» **TASK PROMPT**
Where the word "Dominance" occurs in a line, return that line.

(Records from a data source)
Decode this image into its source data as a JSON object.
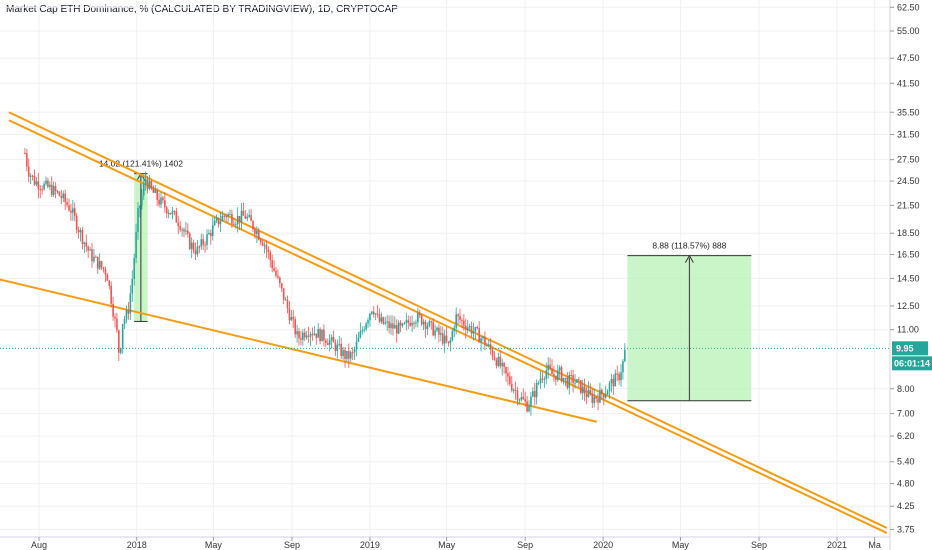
{
  "title": "Market Cap ETH Dominance, % (CALCULATED BY TRADINGVIEW), 1D, CRYPTOCAP",
  "colors": {
    "up": "#26a69a",
    "down": "#ef5350",
    "trendline": "#f39c12",
    "target_box": "#b7f2b7",
    "price_line": "#26a69a",
    "grid": "#eef1f5"
  },
  "chart_data": {
    "type": "candlestick",
    "title": "Market Cap ETH Dominance, % (CALCULATED BY TRADINGVIEW), 1D, CRYPTOCAP",
    "y_scale": "log",
    "y_ticks": [
      "62.50",
      "55.00",
      "47.50",
      "41.50",
      "35.50",
      "31.50",
      "27.50",
      "24.50",
      "21.50",
      "18.50",
      "16.50",
      "14.50",
      "12.50",
      "11.00",
      "8.00",
      "7.00",
      "6.20",
      "5.40",
      "4.80",
      "4.25",
      "3.75"
    ],
    "x_ticks": [
      "Aug",
      "2018",
      "May",
      "Sep",
      "2019",
      "May",
      "Sep",
      "2020",
      "May",
      "Sep",
      "2021",
      "Ma"
    ],
    "ylim": [
      3.6,
      65
    ],
    "xlim": [
      "2017-06-01",
      "2021-03-25"
    ],
    "price_path": [
      [
        "2017-07-10",
        28.5
      ],
      [
        "2017-07-15",
        26.0
      ],
      [
        "2017-07-25",
        24.5
      ],
      [
        "2017-08-05",
        24.0
      ],
      [
        "2017-08-20",
        23.5
      ],
      [
        "2017-09-05",
        22.5
      ],
      [
        "2017-09-20",
        21.0
      ],
      [
        "2017-10-05",
        18.5
      ],
      [
        "2017-10-20",
        16.5
      ],
      [
        "2017-11-05",
        15.5
      ],
      [
        "2017-11-15",
        15.0
      ],
      [
        "2017-11-22",
        13.0
      ],
      [
        "2017-12-01",
        10.8
      ],
      [
        "2017-12-05",
        9.5
      ],
      [
        "2017-12-10",
        11.5
      ],
      [
        "2017-12-18",
        12.0
      ],
      [
        "2017-12-25",
        14.5
      ],
      [
        "2018-01-03",
        20.5
      ],
      [
        "2018-01-10",
        23.0
      ],
      [
        "2018-01-15",
        24.8
      ],
      [
        "2018-01-22",
        23.5
      ],
      [
        "2018-02-05",
        22.0
      ],
      [
        "2018-02-20",
        21.0
      ],
      [
        "2018-03-10",
        19.5
      ],
      [
        "2018-03-25",
        17.5
      ],
      [
        "2018-04-05",
        16.8
      ],
      [
        "2018-04-20",
        18.0
      ],
      [
        "2018-05-05",
        19.5
      ],
      [
        "2018-05-20",
        20.5
      ],
      [
        "2018-06-05",
        20.0
      ],
      [
        "2018-06-20",
        20.3
      ],
      [
        "2018-07-05",
        19.0
      ],
      [
        "2018-07-20",
        17.5
      ],
      [
        "2018-08-05",
        15.0
      ],
      [
        "2018-08-20",
        13.0
      ],
      [
        "2018-09-01",
        11.5
      ],
      [
        "2018-09-10",
        10.5
      ],
      [
        "2018-09-25",
        11.0
      ],
      [
        "2018-10-10",
        10.8
      ],
      [
        "2018-10-25",
        10.5
      ],
      [
        "2018-11-10",
        10.0
      ],
      [
        "2018-11-25",
        9.5
      ],
      [
        "2018-12-05",
        9.6
      ],
      [
        "2018-12-15",
        10.5
      ],
      [
        "2018-12-25",
        11.5
      ],
      [
        "2019-01-05",
        12.5
      ],
      [
        "2019-01-15",
        11.5
      ],
      [
        "2019-02-01",
        11.2
      ],
      [
        "2019-02-20",
        11.0
      ],
      [
        "2019-03-10",
        11.8
      ],
      [
        "2019-03-25",
        11.6
      ],
      [
        "2019-04-10",
        11.0
      ],
      [
        "2019-04-25",
        10.5
      ],
      [
        "2019-05-05",
        10.0
      ],
      [
        "2019-05-15",
        11.8
      ],
      [
        "2019-05-25",
        11.5
      ],
      [
        "2019-06-10",
        11.0
      ],
      [
        "2019-06-25",
        10.5
      ],
      [
        "2019-07-10",
        9.8
      ],
      [
        "2019-07-25",
        9.0
      ],
      [
        "2019-08-10",
        8.2
      ],
      [
        "2019-08-25",
        7.6
      ],
      [
        "2019-09-05",
        7.3
      ],
      [
        "2019-09-15",
        7.8
      ],
      [
        "2019-09-25",
        8.5
      ],
      [
        "2019-10-05",
        8.9
      ],
      [
        "2019-10-15",
        8.6
      ],
      [
        "2019-10-25",
        8.7
      ],
      [
        "2019-11-05",
        8.3
      ],
      [
        "2019-11-15",
        8.4
      ],
      [
        "2019-11-25",
        8.1
      ],
      [
        "2019-12-05",
        7.8
      ],
      [
        "2019-12-15",
        7.6
      ],
      [
        "2019-12-25",
        7.7
      ],
      [
        "2020-01-05",
        7.9
      ],
      [
        "2020-01-15",
        8.3
      ],
      [
        "2020-01-25",
        8.5
      ],
      [
        "2020-02-01",
        9.2
      ],
      [
        "2020-02-05",
        9.95
      ]
    ],
    "current_value": "9.95",
    "countdown": "06:01:14",
    "annotations": [
      {
        "label": "14.02 (121.41%) 1402",
        "x_start": "2017-12-28",
        "x_end": "2018-01-18",
        "y_low": 11.5,
        "y_high": 25.5
      },
      {
        "label": "8.88 (118.57%) 888",
        "x_start": "2020-02-08",
        "x_end": "2020-08-20",
        "y_low": 7.5,
        "y_high": 16.4
      }
    ],
    "trendlines": [
      {
        "name": "upper-1",
        "from": [
          "2017-06-15",
          35.5
        ],
        "to": [
          "2021-03-20",
          3.78
        ]
      },
      {
        "name": "upper-2",
        "from": [
          "2017-06-15",
          34.0
        ],
        "to": [
          "2021-03-20",
          3.68
        ]
      },
      {
        "name": "lower",
        "from": [
          "2017-05-25",
          14.5
        ],
        "to": [
          "2019-12-22",
          6.7
        ]
      }
    ]
  }
}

» **WRITTEN SOLUTION**
  "title": "Market Cap ETH Dominance, % (CALCULATED BY TRADINGVIEW), 1D, CRYPTOCAP",
    "title": "Market Cap ETH Dominance, % (CALCULATED BY TRADINGVIEW), 1D, CRYPTOCAP",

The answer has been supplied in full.